Data for processing:
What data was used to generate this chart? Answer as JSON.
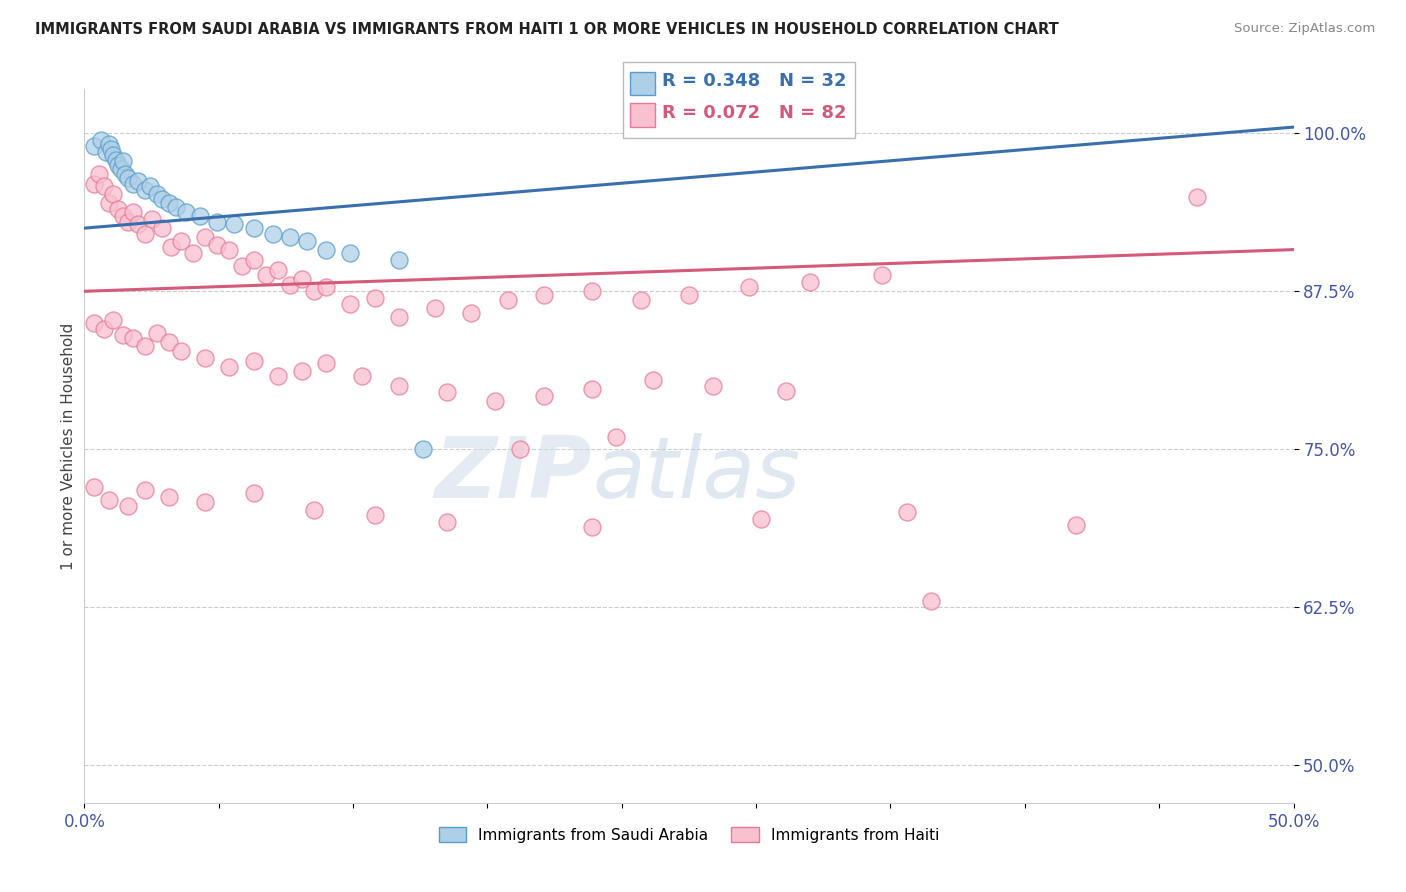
{
  "title": "IMMIGRANTS FROM SAUDI ARABIA VS IMMIGRANTS FROM HAITI 1 OR MORE VEHICLES IN HOUSEHOLD CORRELATION CHART",
  "source": "Source: ZipAtlas.com",
  "ylabel": "1 or more Vehicles in Household",
  "ytick_labels": [
    "50.0%",
    "62.5%",
    "75.0%",
    "87.5%",
    "100.0%"
  ],
  "ytick_values": [
    0.5,
    0.625,
    0.75,
    0.875,
    1.0
  ],
  "xlim": [
    0.0,
    0.5
  ],
  "ylim": [
    0.47,
    1.035
  ],
  "legend_blue_label": "Immigrants from Saudi Arabia",
  "legend_pink_label": "Immigrants from Haiti",
  "R_blue": 0.348,
  "N_blue": 32,
  "R_pink": 0.072,
  "N_pink": 82,
  "blue_fill": "#aecfe8",
  "blue_edge": "#5b9dc9",
  "pink_fill": "#f9c0cf",
  "pink_edge": "#e87a98",
  "blue_line_color": "#3a6fad",
  "pink_line_color": "#d45a7a",
  "watermark_zip": "ZIP",
  "watermark_atlas": "atlas",
  "blue_line_x0": 0.0,
  "blue_line_y0": 0.925,
  "blue_line_x1": 0.5,
  "blue_line_y1": 1.005,
  "pink_line_x0": 0.0,
  "pink_line_y0": 0.875,
  "pink_line_x1": 0.5,
  "pink_line_y1": 0.908,
  "blue_x": [
    0.004,
    0.007,
    0.009,
    0.01,
    0.011,
    0.012,
    0.013,
    0.014,
    0.015,
    0.016,
    0.017,
    0.018,
    0.02,
    0.022,
    0.025,
    0.027,
    0.03,
    0.032,
    0.035,
    0.038,
    0.042,
    0.048,
    0.055,
    0.062,
    0.07,
    0.078,
    0.085,
    0.092,
    0.1,
    0.11,
    0.13,
    0.14
  ],
  "blue_y": [
    0.99,
    0.995,
    0.985,
    0.992,
    0.988,
    0.983,
    0.979,
    0.975,
    0.972,
    0.978,
    0.968,
    0.965,
    0.96,
    0.962,
    0.955,
    0.958,
    0.952,
    0.948,
    0.945,
    0.942,
    0.938,
    0.935,
    0.93,
    0.928,
    0.925,
    0.92,
    0.918,
    0.915,
    0.908,
    0.905,
    0.9,
    0.75
  ],
  "pink_x": [
    0.004,
    0.006,
    0.008,
    0.01,
    0.012,
    0.014,
    0.016,
    0.018,
    0.02,
    0.022,
    0.025,
    0.028,
    0.032,
    0.036,
    0.04,
    0.045,
    0.05,
    0.055,
    0.06,
    0.065,
    0.07,
    0.075,
    0.08,
    0.085,
    0.09,
    0.095,
    0.1,
    0.11,
    0.12,
    0.13,
    0.145,
    0.16,
    0.175,
    0.19,
    0.21,
    0.23,
    0.25,
    0.275,
    0.3,
    0.33,
    0.004,
    0.008,
    0.012,
    0.016,
    0.02,
    0.025,
    0.03,
    0.035,
    0.04,
    0.05,
    0.06,
    0.07,
    0.08,
    0.09,
    0.1,
    0.115,
    0.13,
    0.15,
    0.17,
    0.19,
    0.21,
    0.235,
    0.26,
    0.29,
    0.004,
    0.01,
    0.018,
    0.025,
    0.035,
    0.05,
    0.07,
    0.095,
    0.12,
    0.15,
    0.21,
    0.28,
    0.34,
    0.41,
    0.35,
    0.46,
    0.18,
    0.22
  ],
  "pink_y": [
    0.96,
    0.968,
    0.958,
    0.945,
    0.952,
    0.94,
    0.935,
    0.93,
    0.938,
    0.928,
    0.92,
    0.932,
    0.925,
    0.91,
    0.915,
    0.905,
    0.918,
    0.912,
    0.908,
    0.895,
    0.9,
    0.888,
    0.892,
    0.88,
    0.885,
    0.875,
    0.878,
    0.865,
    0.87,
    0.855,
    0.862,
    0.858,
    0.868,
    0.872,
    0.875,
    0.868,
    0.872,
    0.878,
    0.882,
    0.888,
    0.85,
    0.845,
    0.852,
    0.84,
    0.838,
    0.832,
    0.842,
    0.835,
    0.828,
    0.822,
    0.815,
    0.82,
    0.808,
    0.812,
    0.818,
    0.808,
    0.8,
    0.795,
    0.788,
    0.792,
    0.798,
    0.805,
    0.8,
    0.796,
    0.72,
    0.71,
    0.705,
    0.718,
    0.712,
    0.708,
    0.715,
    0.702,
    0.698,
    0.692,
    0.688,
    0.695,
    0.7,
    0.69,
    0.63,
    0.95,
    0.75,
    0.76
  ]
}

Exercise instructions: Copy the material shown above in full and exactly. Skip the pictures.

Result of this exercise:
What data was used to generate this chart? Answer as JSON.
{
  "title": "IMMIGRANTS FROM SAUDI ARABIA VS IMMIGRANTS FROM HAITI 1 OR MORE VEHICLES IN HOUSEHOLD CORRELATION CHART",
  "source": "Source: ZipAtlas.com",
  "ylabel": "1 or more Vehicles in Household",
  "ytick_labels": [
    "50.0%",
    "62.5%",
    "75.0%",
    "87.5%",
    "100.0%"
  ],
  "ytick_values": [
    0.5,
    0.625,
    0.75,
    0.875,
    1.0
  ],
  "xlim": [
    0.0,
    0.5
  ],
  "ylim": [
    0.47,
    1.035
  ],
  "legend_blue_label": "Immigrants from Saudi Arabia",
  "legend_pink_label": "Immigrants from Haiti",
  "R_blue": 0.348,
  "N_blue": 32,
  "R_pink": 0.072,
  "N_pink": 82,
  "blue_fill": "#aecfe8",
  "blue_edge": "#5b9dc9",
  "pink_fill": "#f9c0cf",
  "pink_edge": "#e87a98",
  "blue_line_color": "#3a6fad",
  "pink_line_color": "#d45a7a",
  "watermark_zip": "ZIP",
  "watermark_atlas": "atlas",
  "blue_line_x0": 0.0,
  "blue_line_y0": 0.925,
  "blue_line_x1": 0.5,
  "blue_line_y1": 1.005,
  "pink_line_x0": 0.0,
  "pink_line_y0": 0.875,
  "pink_line_x1": 0.5,
  "pink_line_y1": 0.908,
  "blue_x": [
    0.004,
    0.007,
    0.009,
    0.01,
    0.011,
    0.012,
    0.013,
    0.014,
    0.015,
    0.016,
    0.017,
    0.018,
    0.02,
    0.022,
    0.025,
    0.027,
    0.03,
    0.032,
    0.035,
    0.038,
    0.042,
    0.048,
    0.055,
    0.062,
    0.07,
    0.078,
    0.085,
    0.092,
    0.1,
    0.11,
    0.13,
    0.14
  ],
  "blue_y": [
    0.99,
    0.995,
    0.985,
    0.992,
    0.988,
    0.983,
    0.979,
    0.975,
    0.972,
    0.978,
    0.968,
    0.965,
    0.96,
    0.962,
    0.955,
    0.958,
    0.952,
    0.948,
    0.945,
    0.942,
    0.938,
    0.935,
    0.93,
    0.928,
    0.925,
    0.92,
    0.918,
    0.915,
    0.908,
    0.905,
    0.9,
    0.75
  ],
  "pink_x": [
    0.004,
    0.006,
    0.008,
    0.01,
    0.012,
    0.014,
    0.016,
    0.018,
    0.02,
    0.022,
    0.025,
    0.028,
    0.032,
    0.036,
    0.04,
    0.045,
    0.05,
    0.055,
    0.06,
    0.065,
    0.07,
    0.075,
    0.08,
    0.085,
    0.09,
    0.095,
    0.1,
    0.11,
    0.12,
    0.13,
    0.145,
    0.16,
    0.175,
    0.19,
    0.21,
    0.23,
    0.25,
    0.275,
    0.3,
    0.33,
    0.004,
    0.008,
    0.012,
    0.016,
    0.02,
    0.025,
    0.03,
    0.035,
    0.04,
    0.05,
    0.06,
    0.07,
    0.08,
    0.09,
    0.1,
    0.115,
    0.13,
    0.15,
    0.17,
    0.19,
    0.21,
    0.235,
    0.26,
    0.29,
    0.004,
    0.01,
    0.018,
    0.025,
    0.035,
    0.05,
    0.07,
    0.095,
    0.12,
    0.15,
    0.21,
    0.28,
    0.34,
    0.41,
    0.35,
    0.46,
    0.18,
    0.22
  ],
  "pink_y": [
    0.96,
    0.968,
    0.958,
    0.945,
    0.952,
    0.94,
    0.935,
    0.93,
    0.938,
    0.928,
    0.92,
    0.932,
    0.925,
    0.91,
    0.915,
    0.905,
    0.918,
    0.912,
    0.908,
    0.895,
    0.9,
    0.888,
    0.892,
    0.88,
    0.885,
    0.875,
    0.878,
    0.865,
    0.87,
    0.855,
    0.862,
    0.858,
    0.868,
    0.872,
    0.875,
    0.868,
    0.872,
    0.878,
    0.882,
    0.888,
    0.85,
    0.845,
    0.852,
    0.84,
    0.838,
    0.832,
    0.842,
    0.835,
    0.828,
    0.822,
    0.815,
    0.82,
    0.808,
    0.812,
    0.818,
    0.808,
    0.8,
    0.795,
    0.788,
    0.792,
    0.798,
    0.805,
    0.8,
    0.796,
    0.72,
    0.71,
    0.705,
    0.718,
    0.712,
    0.708,
    0.715,
    0.702,
    0.698,
    0.692,
    0.688,
    0.695,
    0.7,
    0.69,
    0.63,
    0.95,
    0.75,
    0.76
  ]
}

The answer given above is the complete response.